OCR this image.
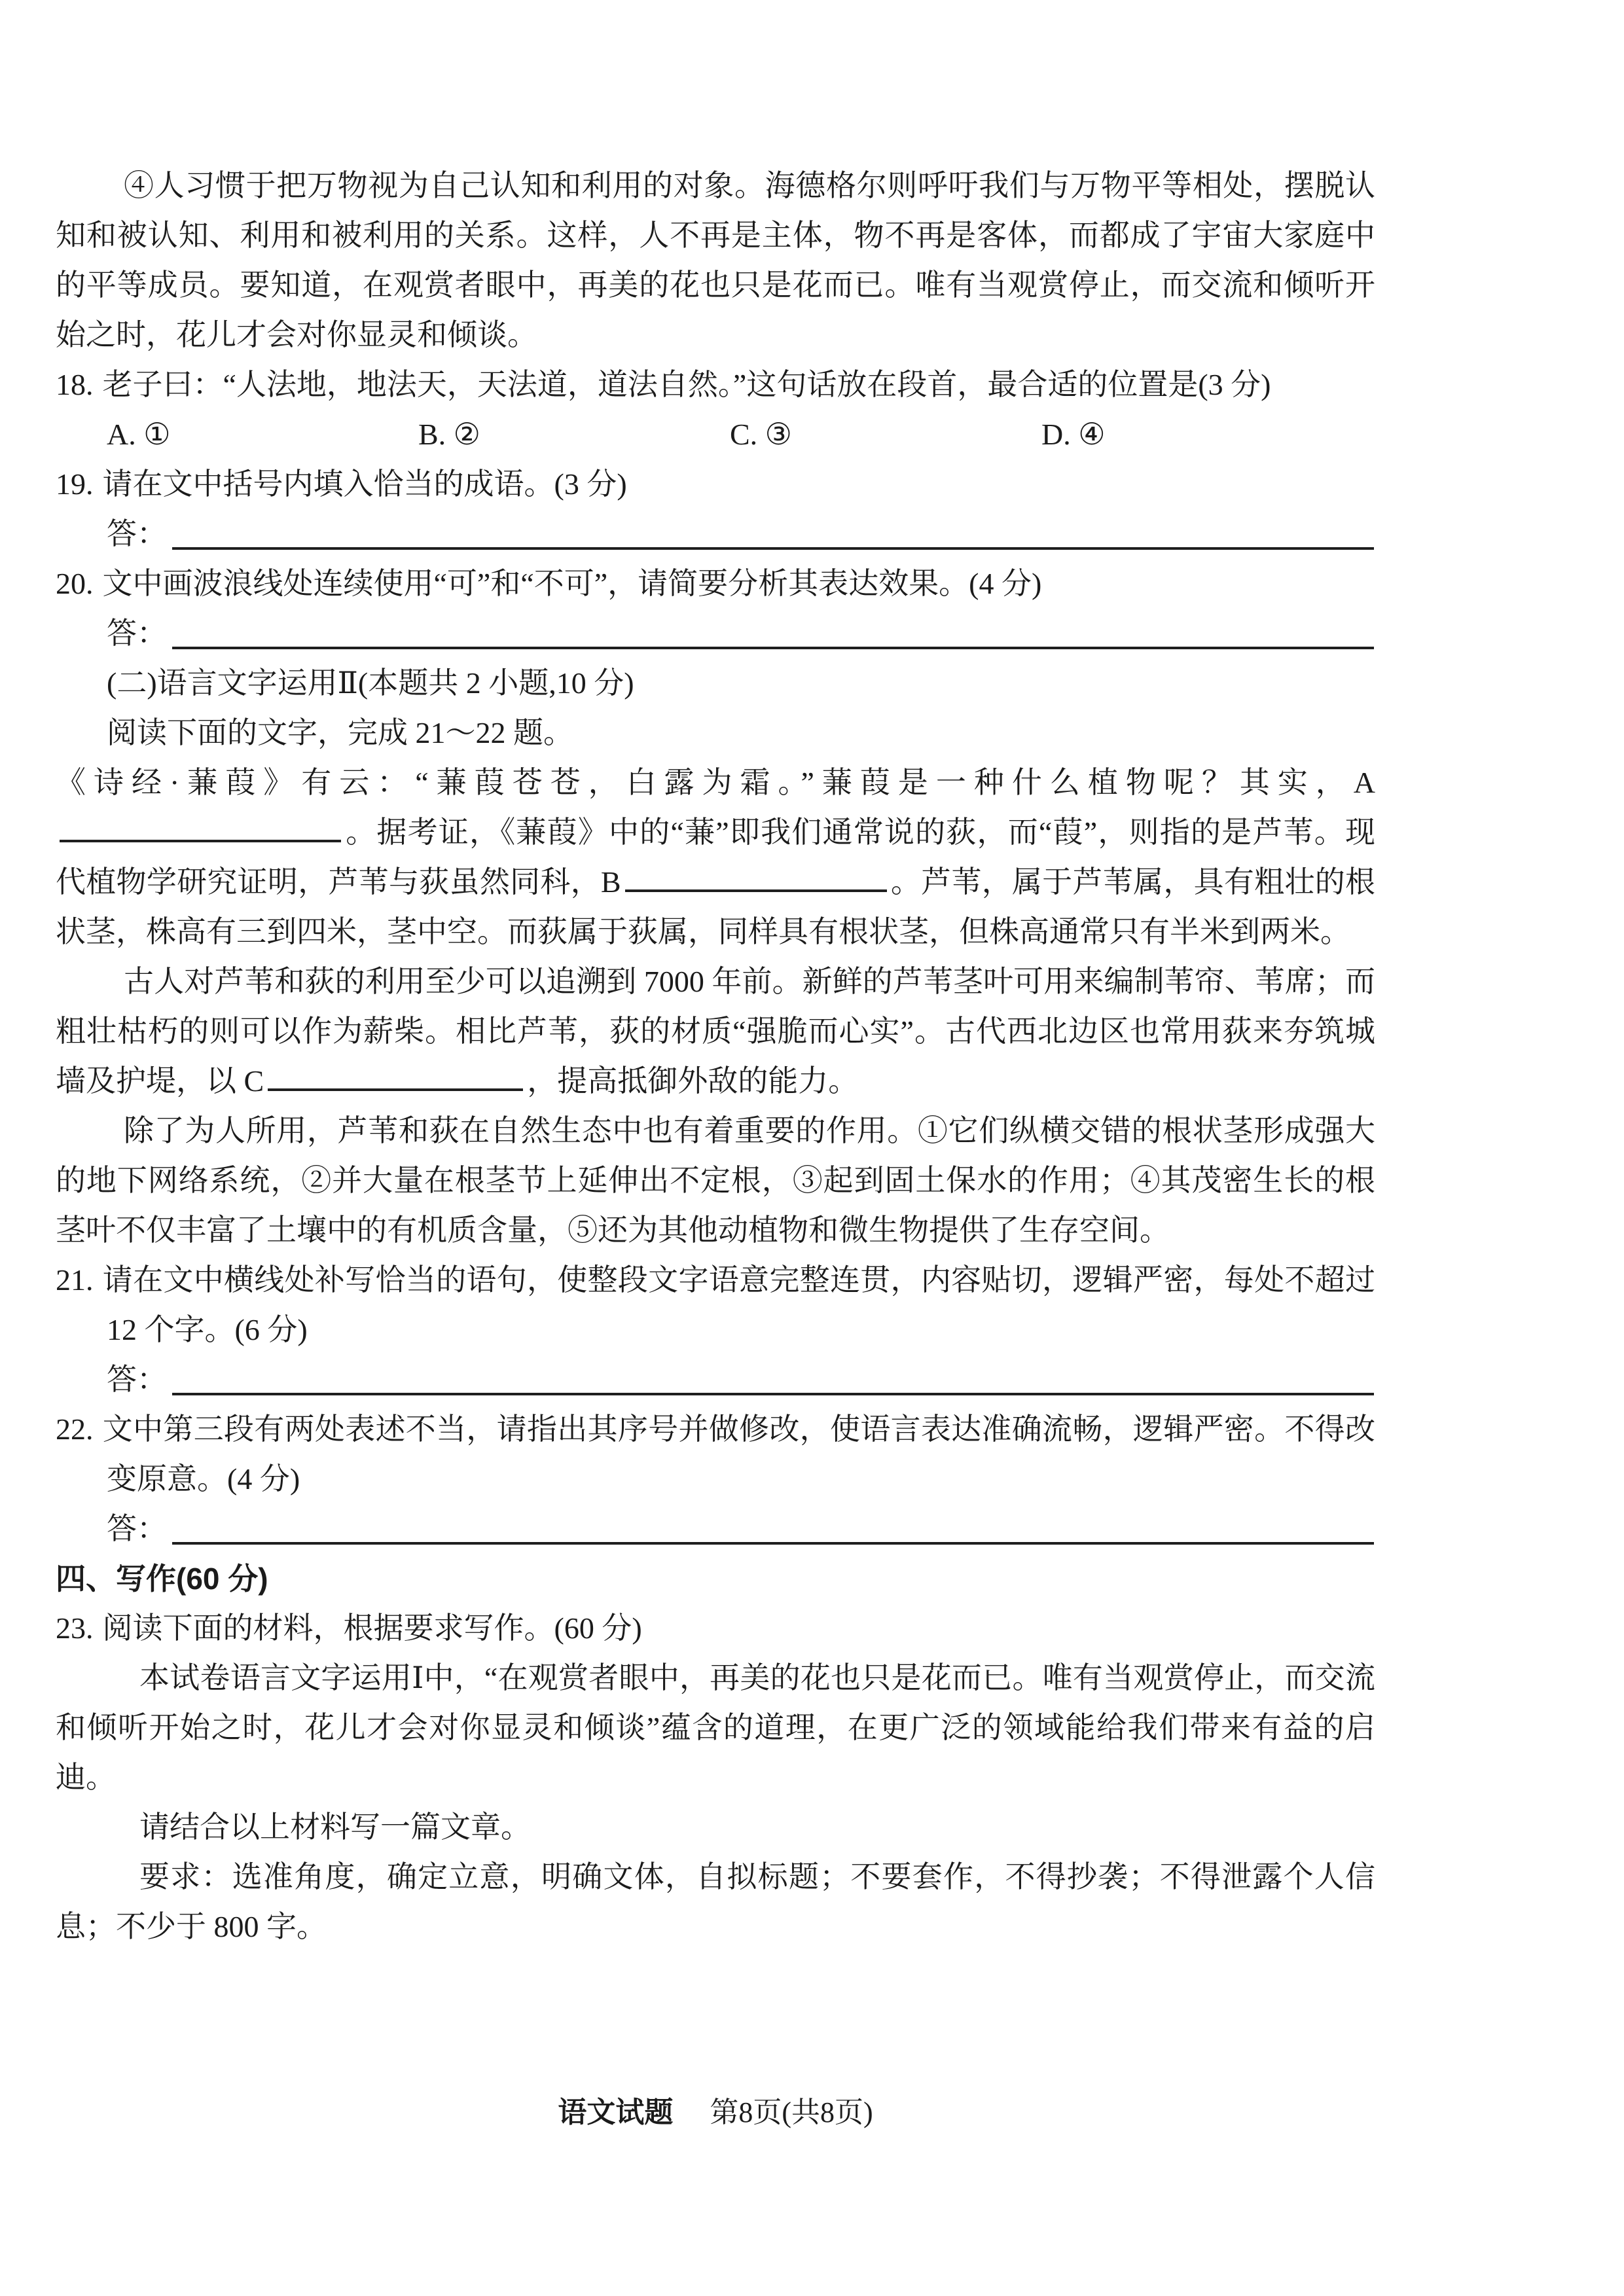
④人习惯于把万物视为自己认知和利用的对象。海德格尔则呼吁我们与万物平等相处，摆脱认知和被认知、利用和被利用的关系。这样，人不再是主体，物不再是客体，而都成了宇宙大家庭中的平等成员。要知道，在观赏者眼中，再美的花也只是花而已。唯有当观赏停止，而交流和倾听开始之时，花儿才会对你显灵和倾谈。

18. 老子曰：“人法地，地法天，天法道，道法自然。”这句话放在段首，最合适的位置是(3 分)

A. ①	B. ②	C. ③	D. ④

19. 请在文中括号内填入恰当的成语。(3 分)

答：

20. 文中画波浪线处连续使用“可”和“不可”，请简要分析其表达效果。(4 分)

答：

(二)语言文字运用Ⅱ(本题共 2 小题,10 分)

阅读下面的文字，完成 21～22 题。

《诗经·蒹葭》有云：“蒹葭苍苍，白露为霜。”蒹葭是一种什么植物呢？其实，A。据考证，《蒹葭》中的“蒹”即我们通常说的荻，而“葭”，则指的是芦苇。现代植物学研究证明，芦苇与荻虽然同科，B	。芦苇，属于芦苇属，具有粗壮的根状茎，株高有三到四米，茎中空。而荻属于荻属，同样具有根状茎，但株高通常只有半米到两米。

古人对芦苇和荻的利用至少可以追溯到 7000 年前。新鲜的芦苇茎叶可用来编制苇帘、苇席；而粗壮枯朽的则可以作为薪柴。相比芦苇，荻的材质“强脆而心实”。古代西北边区也常用荻来夯筑城墙及护堤，以 C	，提高抵御外敌的能力。

除了为人所用，芦苇和荻在自然生态中也有着重要的作用。①它们纵横交错的根状茎形成强大的地下网络系统，②并大量在根茎节上延伸出不定根，③起到固土保水的作用；④其茂密生长的根茎叶不仅丰富了土壤中的有机质含量，⑤还为其他动植物和微生物提供了生存空间。

21. 请在文中横线处补写恰当的语句，使整段文字语意完整连贯，内容贴切，逻辑严密，每处不超过 12 个字。(6 分)

答：

22. 文中第三段有两处表述不当，请指出其序号并做修改，使语言表达准确流畅，逻辑严密。不得改变原意。(4 分)

答：

四、写作(60 分)

23. 阅读下面的材料，根据要求写作。(60 分)

本试卷语言文字运用Ⅰ中，“在观赏者眼中，再美的花也只是花而已。唯有当观赏停止，而交流和倾听开始之时，花儿才会对你显灵和倾谈”蕴含的道理，在更广泛的领域能给我们带来有益的启迪。

请结合以上材料写一篇文章。

要求：选准角度，确定立意，明确文体，自拟标题；不要套作，不得抄袭；不得泄露个人信息；不少于 800 字。

语文试题 第8页(共8页)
= = =
REQUIRED WORK: Repeat each entry exactly. Pictures do not belong in the copy.

RESPONSE:
OCR this image.
④人习惯于把万物视为自己认知和利用的对象。海德格尔则呼吁我们与万物平等相处，摆脱认知和被认知、利用和被利用的关系。这样，人不再是主体，物不再是客体，而都成了宇宙大家庭中的平等成员。要知道，在观赏者眼中，再美的花也只是花而已。唯有当观赏停止，而交流和倾听开始之时，花儿才会对你显灵和倾谈。

18. 老子曰：“人法地，地法天，天法道，道法自然。”这句话放在段首，最合适的位置是(3 分)

A. ①	B. ②	C. ③	D. ④

19. 请在文中括号内填入恰当的成语。(3 分)

答：

20. 文中画波浪线处连续使用“可”和“不可”，请简要分析其表达效果。(4 分)

答：

(二)语言文字运用Ⅱ(本题共 2 小题,10 分)

阅读下面的文字，完成 21～22 题。

《诗经·蒹葭》有云：“蒹葭苍苍，白露为霜。”蒹葭是一种什么植物呢？其实，A。据考证，《蒹葭》中的“蒹”即我们通常说的荻，而“葭”，则指的是芦苇。现代植物学研究证明，芦苇与荻虽然同科，B	。芦苇，属于芦苇属，具有粗壮的根状茎，株高有三到四米，茎中空。而荻属于荻属，同样具有根状茎，但株高通常只有半米到两米。

古人对芦苇和荻的利用至少可以追溯到 7000 年前。新鲜的芦苇茎叶可用来编制苇帘、苇席；而粗壮枯朽的则可以作为薪柴。相比芦苇，荻的材质“强脆而心实”。古代西北边区也常用荻来夯筑城墙及护堤，以 C	，提高抵御外敌的能力。

除了为人所用，芦苇和荻在自然生态中也有着重要的作用。①它们纵横交错的根状茎形成强大的地下网络系统，②并大量在根茎节上延伸出不定根，③起到固土保水的作用；④其茂密生长的根茎叶不仅丰富了土壤中的有机质含量，⑤还为其他动植物和微生物提供了生存空间。

21. 请在文中横线处补写恰当的语句，使整段文字语意完整连贯，内容贴切，逻辑严密，每处不超过 12 个字。(6 分)

答：

22. 文中第三段有两处表述不当，请指出其序号并做修改，使语言表达准确流畅，逻辑严密。不得改变原意。(4 分)

答：

四、写作(60 分)

23. 阅读下面的材料，根据要求写作。(60 分)

本试卷语言文字运用Ⅰ中，“在观赏者眼中，再美的花也只是花而已。唯有当观赏停止，而交流和倾听开始之时，花儿才会对你显灵和倾谈”蕴含的道理，在更广泛的领域能给我们带来有益的启迪。

请结合以上材料写一篇文章。

要求：选准角度，确定立意，明确文体，自拟标题；不要套作，不得抄袭；不得泄露个人信息；不少于 800 字。

语文试题 第8页(共8页)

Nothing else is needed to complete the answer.